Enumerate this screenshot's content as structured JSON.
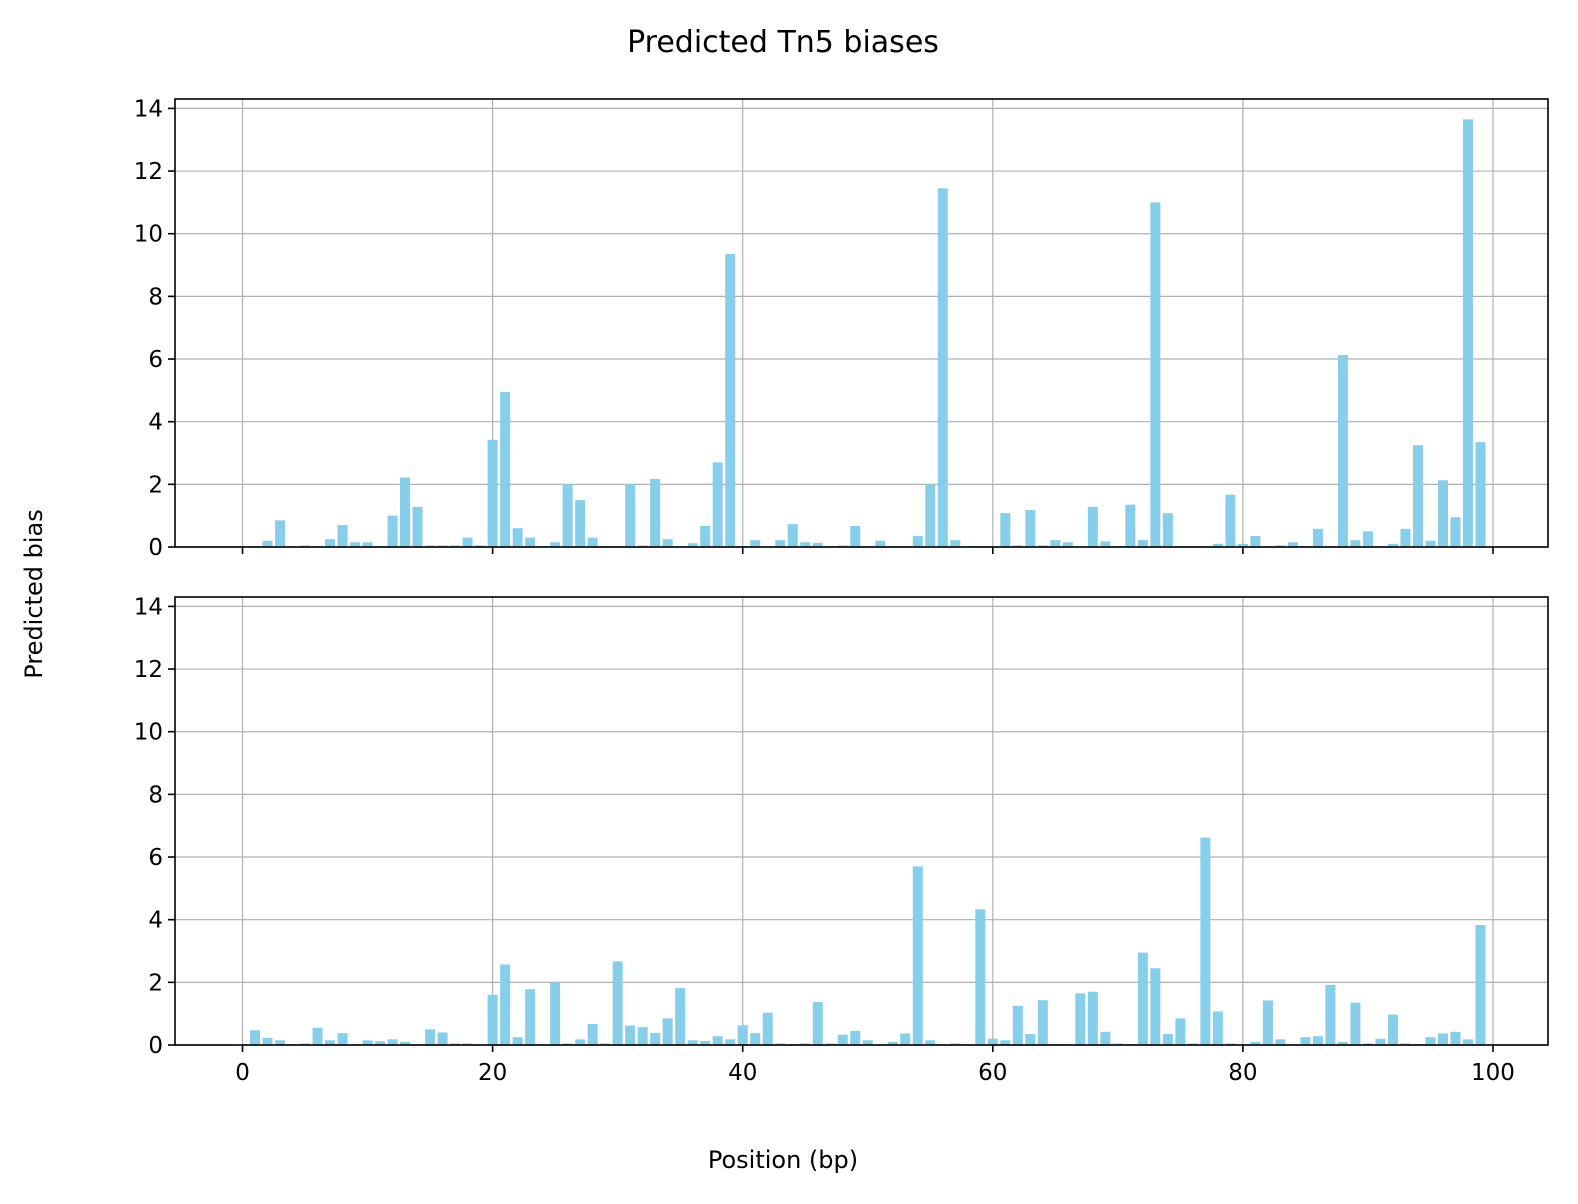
{
  "figure": {
    "title": "Predicted Tn5 biases",
    "xlabel": "Position (bp)",
    "ylabel": "Predicted bias",
    "bar_color": "#87CEEB",
    "grid_color": "#b0b0b0"
  },
  "chart_data": [
    {
      "type": "bar",
      "title": "",
      "xlabel": "",
      "ylabel": "",
      "xlim": [
        -5.4,
        104.4
      ],
      "ylim": [
        0,
        14.3
      ],
      "xticks": [
        0,
        20,
        40,
        60,
        80,
        100
      ],
      "xtick_labels_visible": false,
      "yticks": [
        0,
        2,
        4,
        6,
        8,
        10,
        12,
        14
      ],
      "grid": true,
      "x": [
        0,
        1,
        2,
        3,
        4,
        5,
        6,
        7,
        8,
        9,
        10,
        11,
        12,
        13,
        14,
        15,
        16,
        17,
        18,
        19,
        20,
        21,
        22,
        23,
        24,
        25,
        26,
        27,
        28,
        29,
        30,
        31,
        32,
        33,
        34,
        35,
        36,
        37,
        38,
        39,
        40,
        41,
        42,
        43,
        44,
        45,
        46,
        47,
        48,
        49,
        50,
        51,
        52,
        53,
        54,
        55,
        56,
        57,
        58,
        59,
        60,
        61,
        62,
        63,
        64,
        65,
        66,
        67,
        68,
        69,
        70,
        71,
        72,
        73,
        74,
        75,
        76,
        77,
        78,
        79,
        80,
        81,
        82,
        83,
        84,
        85,
        86,
        87,
        88,
        89,
        90,
        91,
        92,
        93,
        94,
        95,
        96,
        97,
        98,
        99
      ],
      "values": [
        0.02,
        0.03,
        0.2,
        0.85,
        0.02,
        0.05,
        0.03,
        0.25,
        0.7,
        0.15,
        0.15,
        0.03,
        1.0,
        2.22,
        1.28,
        0.05,
        0.05,
        0.05,
        0.3,
        0.05,
        3.42,
        4.95,
        0.6,
        0.3,
        0.03,
        0.15,
        2.0,
        1.5,
        0.3,
        0.03,
        0.03,
        2.0,
        0.05,
        2.17,
        0.25,
        0.03,
        0.12,
        0.67,
        2.7,
        9.35,
        0.03,
        0.22,
        0.03,
        0.22,
        0.73,
        0.15,
        0.13,
        0.03,
        0.05,
        0.67,
        0.03,
        0.2,
        0.03,
        0.03,
        0.35,
        2.0,
        11.45,
        0.22,
        0.03,
        0.03,
        0.03,
        1.08,
        0.05,
        1.18,
        0.05,
        0.22,
        0.15,
        0.03,
        1.28,
        0.18,
        0.03,
        1.35,
        0.22,
        11.0,
        1.08,
        0.03,
        0.03,
        0.03,
        0.1,
        1.67,
        0.1,
        0.35,
        0.03,
        0.05,
        0.15,
        0.03,
        0.58,
        0.03,
        6.13,
        0.22,
        0.5,
        0.03,
        0.1,
        0.58,
        3.25,
        0.2,
        2.13,
        0.95,
        13.65,
        3.35
      ]
    },
    {
      "type": "bar",
      "title": "",
      "xlabel": "Position (bp)",
      "ylabel": "",
      "xlim": [
        -5.4,
        104.4
      ],
      "ylim": [
        0,
        14.3
      ],
      "xticks": [
        0,
        20,
        40,
        60,
        80,
        100
      ],
      "xtick_labels_visible": true,
      "yticks": [
        0,
        2,
        4,
        6,
        8,
        10,
        12,
        14
      ],
      "grid": true,
      "x": [
        0,
        1,
        2,
        3,
        4,
        5,
        6,
        7,
        8,
        9,
        10,
        11,
        12,
        13,
        14,
        15,
        16,
        17,
        18,
        19,
        20,
        21,
        22,
        23,
        24,
        25,
        26,
        27,
        28,
        29,
        30,
        31,
        32,
        33,
        34,
        35,
        36,
        37,
        38,
        39,
        40,
        41,
        42,
        43,
        44,
        45,
        46,
        47,
        48,
        49,
        50,
        51,
        52,
        53,
        54,
        55,
        56,
        57,
        58,
        59,
        60,
        61,
        62,
        63,
        64,
        65,
        66,
        67,
        68,
        69,
        70,
        71,
        72,
        73,
        74,
        75,
        76,
        77,
        78,
        79,
        80,
        81,
        82,
        83,
        84,
        85,
        86,
        87,
        88,
        89,
        90,
        91,
        92,
        93,
        94,
        95,
        96,
        97,
        98,
        99
      ],
      "values": [
        0.02,
        0.47,
        0.23,
        0.15,
        0.03,
        0.05,
        0.55,
        0.15,
        0.38,
        0.03,
        0.15,
        0.12,
        0.18,
        0.1,
        0.03,
        0.5,
        0.4,
        0.05,
        0.05,
        0.03,
        1.6,
        2.57,
        0.25,
        1.78,
        0.03,
        2.0,
        0.05,
        0.18,
        0.67,
        0.05,
        2.67,
        0.62,
        0.57,
        0.38,
        0.85,
        1.82,
        0.15,
        0.13,
        0.28,
        0.18,
        0.63,
        0.38,
        1.03,
        0.05,
        0.03,
        0.05,
        1.37,
        0.05,
        0.33,
        0.45,
        0.15,
        0.03,
        0.1,
        0.37,
        5.7,
        0.15,
        0.03,
        0.05,
        0.03,
        4.33,
        0.2,
        0.15,
        1.25,
        0.35,
        1.43,
        0.03,
        0.03,
        1.65,
        1.7,
        0.42,
        0.05,
        0.03,
        2.95,
        2.45,
        0.35,
        0.85,
        0.05,
        6.62,
        1.07,
        0.05,
        0.03,
        0.1,
        1.42,
        0.18,
        0.03,
        0.25,
        0.28,
        1.92,
        0.1,
        1.35,
        0.05,
        0.2,
        0.97,
        0.05,
        0.03,
        0.25,
        0.37,
        0.42,
        0.18,
        3.83
      ]
    }
  ]
}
------------------------------------------------------------------------
▸ **TASK TO CARRY OUT**: Exclude the images, then output the data above word for word.

▸ **COMPLETE RESPONSE**:
Enumerate this screenshot's content as structured JSON.
{
  "figure": {
    "title": "Predicted Tn5 biases",
    "xlabel": "Position (bp)",
    "ylabel": "Predicted bias",
    "bar_color": "#87CEEB",
    "grid_color": "#b0b0b0"
  },
  "chart_data": [
    {
      "type": "bar",
      "title": "",
      "xlabel": "",
      "ylabel": "",
      "xlim": [
        -5.4,
        104.4
      ],
      "ylim": [
        0,
        14.3
      ],
      "xticks": [
        0,
        20,
        40,
        60,
        80,
        100
      ],
      "xtick_labels_visible": false,
      "yticks": [
        0,
        2,
        4,
        6,
        8,
        10,
        12,
        14
      ],
      "grid": true,
      "x": [
        0,
        1,
        2,
        3,
        4,
        5,
        6,
        7,
        8,
        9,
        10,
        11,
        12,
        13,
        14,
        15,
        16,
        17,
        18,
        19,
        20,
        21,
        22,
        23,
        24,
        25,
        26,
        27,
        28,
        29,
        30,
        31,
        32,
        33,
        34,
        35,
        36,
        37,
        38,
        39,
        40,
        41,
        42,
        43,
        44,
        45,
        46,
        47,
        48,
        49,
        50,
        51,
        52,
        53,
        54,
        55,
        56,
        57,
        58,
        59,
        60,
        61,
        62,
        63,
        64,
        65,
        66,
        67,
        68,
        69,
        70,
        71,
        72,
        73,
        74,
        75,
        76,
        77,
        78,
        79,
        80,
        81,
        82,
        83,
        84,
        85,
        86,
        87,
        88,
        89,
        90,
        91,
        92,
        93,
        94,
        95,
        96,
        97,
        98,
        99
      ],
      "values": [
        0.02,
        0.03,
        0.2,
        0.85,
        0.02,
        0.05,
        0.03,
        0.25,
        0.7,
        0.15,
        0.15,
        0.03,
        1.0,
        2.22,
        1.28,
        0.05,
        0.05,
        0.05,
        0.3,
        0.05,
        3.42,
        4.95,
        0.6,
        0.3,
        0.03,
        0.15,
        2.0,
        1.5,
        0.3,
        0.03,
        0.03,
        2.0,
        0.05,
        2.17,
        0.25,
        0.03,
        0.12,
        0.67,
        2.7,
        9.35,
        0.03,
        0.22,
        0.03,
        0.22,
        0.73,
        0.15,
        0.13,
        0.03,
        0.05,
        0.67,
        0.03,
        0.2,
        0.03,
        0.03,
        0.35,
        2.0,
        11.45,
        0.22,
        0.03,
        0.03,
        0.03,
        1.08,
        0.05,
        1.18,
        0.05,
        0.22,
        0.15,
        0.03,
        1.28,
        0.18,
        0.03,
        1.35,
        0.22,
        11.0,
        1.08,
        0.03,
        0.03,
        0.03,
        0.1,
        1.67,
        0.1,
        0.35,
        0.03,
        0.05,
        0.15,
        0.03,
        0.58,
        0.03,
        6.13,
        0.22,
        0.5,
        0.03,
        0.1,
        0.58,
        3.25,
        0.2,
        2.13,
        0.95,
        13.65,
        3.35
      ]
    },
    {
      "type": "bar",
      "title": "",
      "xlabel": "Position (bp)",
      "ylabel": "",
      "xlim": [
        -5.4,
        104.4
      ],
      "ylim": [
        0,
        14.3
      ],
      "xticks": [
        0,
        20,
        40,
        60,
        80,
        100
      ],
      "xtick_labels_visible": true,
      "yticks": [
        0,
        2,
        4,
        6,
        8,
        10,
        12,
        14
      ],
      "grid": true,
      "x": [
        0,
        1,
        2,
        3,
        4,
        5,
        6,
        7,
        8,
        9,
        10,
        11,
        12,
        13,
        14,
        15,
        16,
        17,
        18,
        19,
        20,
        21,
        22,
        23,
        24,
        25,
        26,
        27,
        28,
        29,
        30,
        31,
        32,
        33,
        34,
        35,
        36,
        37,
        38,
        39,
        40,
        41,
        42,
        43,
        44,
        45,
        46,
        47,
        48,
        49,
        50,
        51,
        52,
        53,
        54,
        55,
        56,
        57,
        58,
        59,
        60,
        61,
        62,
        63,
        64,
        65,
        66,
        67,
        68,
        69,
        70,
        71,
        72,
        73,
        74,
        75,
        76,
        77,
        78,
        79,
        80,
        81,
        82,
        83,
        84,
        85,
        86,
        87,
        88,
        89,
        90,
        91,
        92,
        93,
        94,
        95,
        96,
        97,
        98,
        99
      ],
      "values": [
        0.02,
        0.47,
        0.23,
        0.15,
        0.03,
        0.05,
        0.55,
        0.15,
        0.38,
        0.03,
        0.15,
        0.12,
        0.18,
        0.1,
        0.03,
        0.5,
        0.4,
        0.05,
        0.05,
        0.03,
        1.6,
        2.57,
        0.25,
        1.78,
        0.03,
        2.0,
        0.05,
        0.18,
        0.67,
        0.05,
        2.67,
        0.62,
        0.57,
        0.38,
        0.85,
        1.82,
        0.15,
        0.13,
        0.28,
        0.18,
        0.63,
        0.38,
        1.03,
        0.05,
        0.03,
        0.05,
        1.37,
        0.05,
        0.33,
        0.45,
        0.15,
        0.03,
        0.1,
        0.37,
        5.7,
        0.15,
        0.03,
        0.05,
        0.03,
        4.33,
        0.2,
        0.15,
        1.25,
        0.35,
        1.43,
        0.03,
        0.03,
        1.65,
        1.7,
        0.42,
        0.05,
        0.03,
        2.95,
        2.45,
        0.35,
        0.85,
        0.05,
        6.62,
        1.07,
        0.05,
        0.03,
        0.1,
        1.42,
        0.18,
        0.03,
        0.25,
        0.28,
        1.92,
        0.1,
        1.35,
        0.05,
        0.2,
        0.97,
        0.05,
        0.03,
        0.25,
        0.37,
        0.42,
        0.18,
        3.83
      ]
    }
  ]
}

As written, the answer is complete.